→ WHAT TO WORK ON
The required output is a single number: how many lines of the material contain the string "http".

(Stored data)
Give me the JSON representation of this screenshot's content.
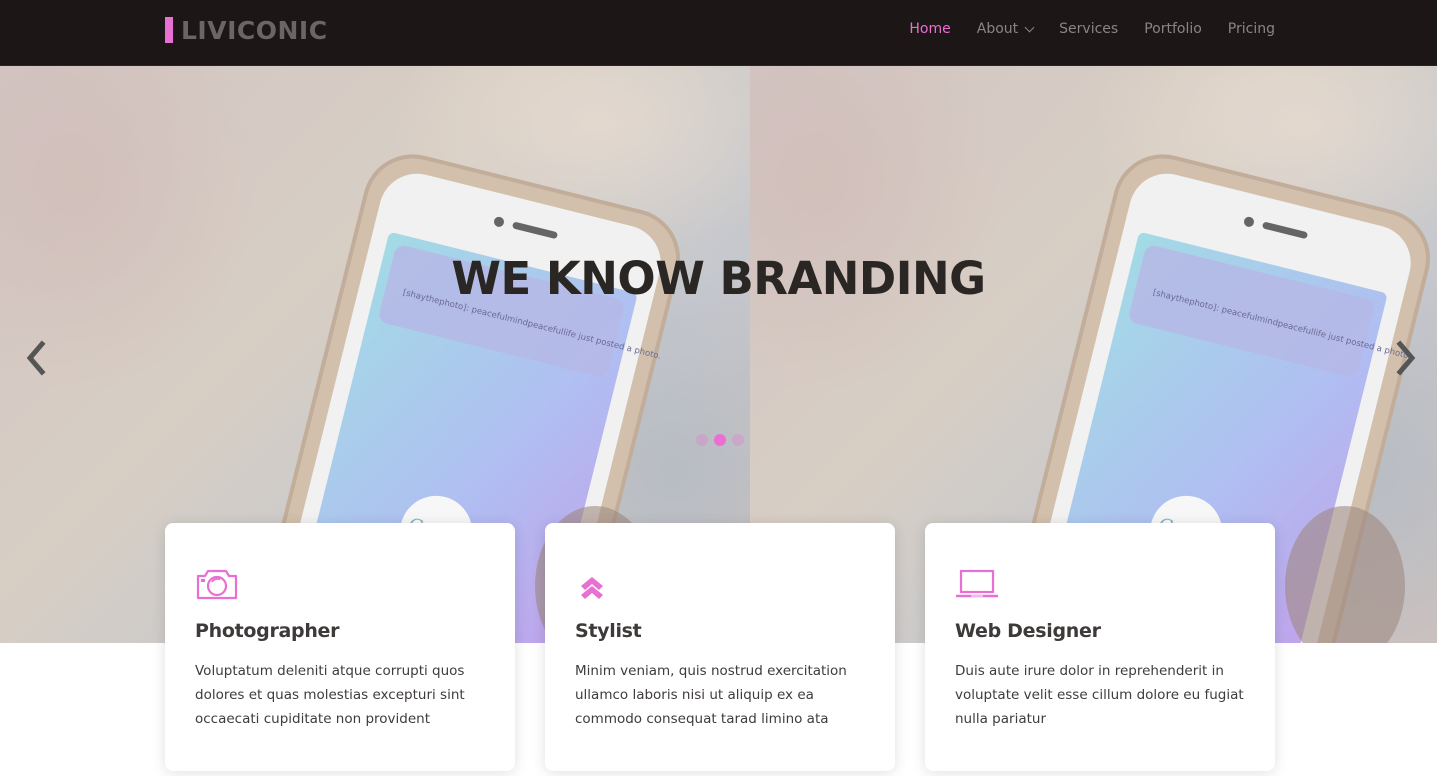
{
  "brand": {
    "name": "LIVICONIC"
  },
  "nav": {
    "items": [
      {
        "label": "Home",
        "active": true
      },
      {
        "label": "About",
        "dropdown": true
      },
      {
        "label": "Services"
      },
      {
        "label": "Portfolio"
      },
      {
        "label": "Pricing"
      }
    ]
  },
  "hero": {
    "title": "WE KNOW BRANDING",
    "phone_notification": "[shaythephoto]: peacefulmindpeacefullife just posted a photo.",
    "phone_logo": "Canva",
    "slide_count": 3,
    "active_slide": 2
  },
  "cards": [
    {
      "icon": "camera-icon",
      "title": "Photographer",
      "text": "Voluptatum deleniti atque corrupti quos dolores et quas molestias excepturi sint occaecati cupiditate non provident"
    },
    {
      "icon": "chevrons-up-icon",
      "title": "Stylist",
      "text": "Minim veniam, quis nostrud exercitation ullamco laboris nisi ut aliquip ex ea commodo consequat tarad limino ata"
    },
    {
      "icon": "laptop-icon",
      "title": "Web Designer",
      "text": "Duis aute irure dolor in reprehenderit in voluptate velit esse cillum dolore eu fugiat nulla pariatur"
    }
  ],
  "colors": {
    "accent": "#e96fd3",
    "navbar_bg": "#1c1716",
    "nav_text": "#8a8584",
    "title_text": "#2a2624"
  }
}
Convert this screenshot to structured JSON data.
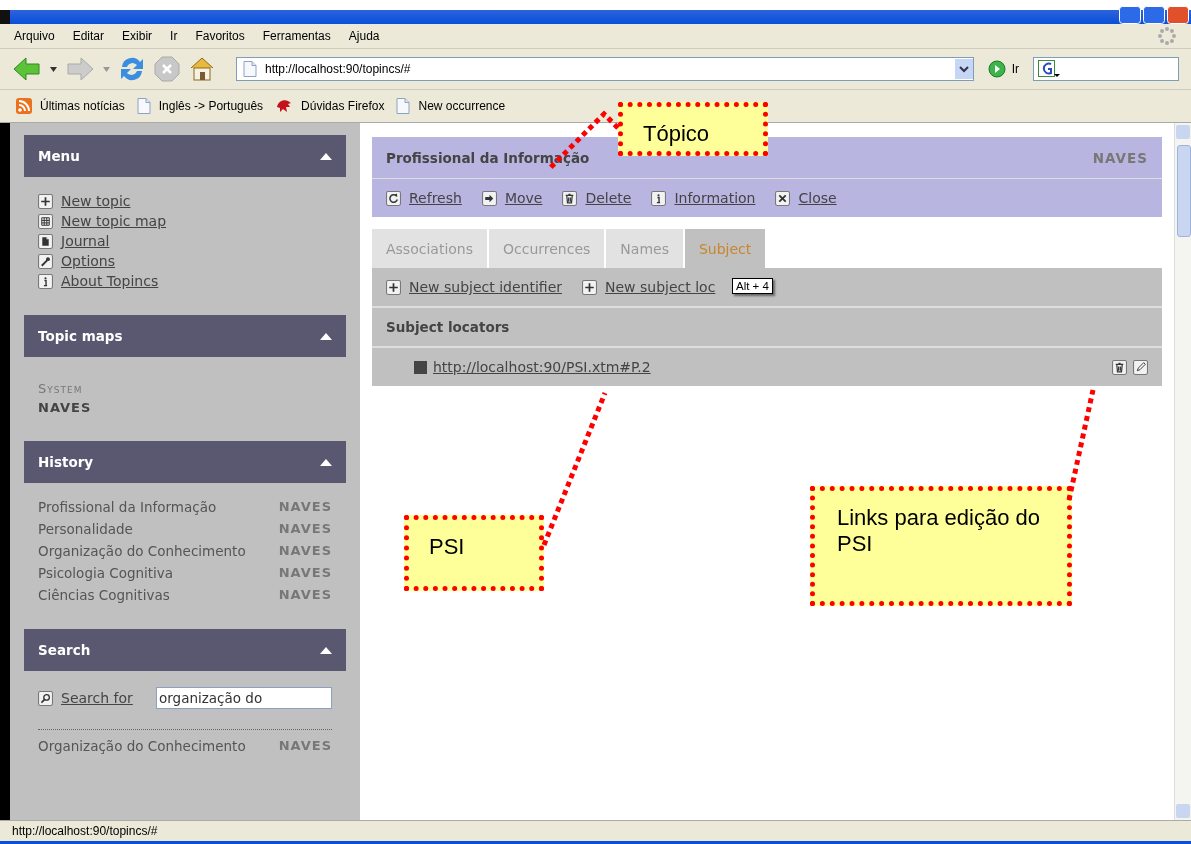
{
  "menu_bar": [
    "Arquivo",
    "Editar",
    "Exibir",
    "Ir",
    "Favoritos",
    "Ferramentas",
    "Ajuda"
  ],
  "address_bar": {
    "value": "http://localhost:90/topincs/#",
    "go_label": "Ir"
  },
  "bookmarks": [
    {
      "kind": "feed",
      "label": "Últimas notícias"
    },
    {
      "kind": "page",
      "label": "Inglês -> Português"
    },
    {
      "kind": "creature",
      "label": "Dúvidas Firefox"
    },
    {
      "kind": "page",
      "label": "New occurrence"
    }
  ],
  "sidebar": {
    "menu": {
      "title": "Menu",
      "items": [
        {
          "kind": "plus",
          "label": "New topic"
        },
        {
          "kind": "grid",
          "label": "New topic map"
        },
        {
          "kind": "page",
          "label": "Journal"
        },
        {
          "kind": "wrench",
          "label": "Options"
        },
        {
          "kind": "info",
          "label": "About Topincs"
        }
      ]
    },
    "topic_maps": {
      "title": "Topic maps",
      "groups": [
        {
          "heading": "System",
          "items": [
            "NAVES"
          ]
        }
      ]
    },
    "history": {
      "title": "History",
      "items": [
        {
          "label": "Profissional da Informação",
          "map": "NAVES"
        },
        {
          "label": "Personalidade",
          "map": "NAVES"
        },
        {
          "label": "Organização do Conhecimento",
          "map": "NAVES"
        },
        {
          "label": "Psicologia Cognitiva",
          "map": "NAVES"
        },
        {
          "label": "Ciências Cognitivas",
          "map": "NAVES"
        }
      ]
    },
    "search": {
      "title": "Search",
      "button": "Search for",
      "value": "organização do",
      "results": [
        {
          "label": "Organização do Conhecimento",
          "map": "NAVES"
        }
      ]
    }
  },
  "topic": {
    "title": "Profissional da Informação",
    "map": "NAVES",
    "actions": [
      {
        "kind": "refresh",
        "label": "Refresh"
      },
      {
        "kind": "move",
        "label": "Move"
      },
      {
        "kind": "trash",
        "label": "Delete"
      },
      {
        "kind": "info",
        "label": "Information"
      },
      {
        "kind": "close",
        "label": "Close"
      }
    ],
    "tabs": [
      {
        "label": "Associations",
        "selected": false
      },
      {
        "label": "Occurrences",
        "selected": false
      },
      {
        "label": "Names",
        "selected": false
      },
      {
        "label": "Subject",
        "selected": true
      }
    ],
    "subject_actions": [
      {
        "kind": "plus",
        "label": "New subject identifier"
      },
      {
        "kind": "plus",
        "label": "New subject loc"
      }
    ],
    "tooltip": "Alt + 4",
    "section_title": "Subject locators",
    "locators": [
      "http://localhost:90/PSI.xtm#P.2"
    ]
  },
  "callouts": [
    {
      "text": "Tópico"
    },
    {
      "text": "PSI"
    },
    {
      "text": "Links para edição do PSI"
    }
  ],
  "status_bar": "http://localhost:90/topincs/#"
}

→ CORRECT OUTPUT
3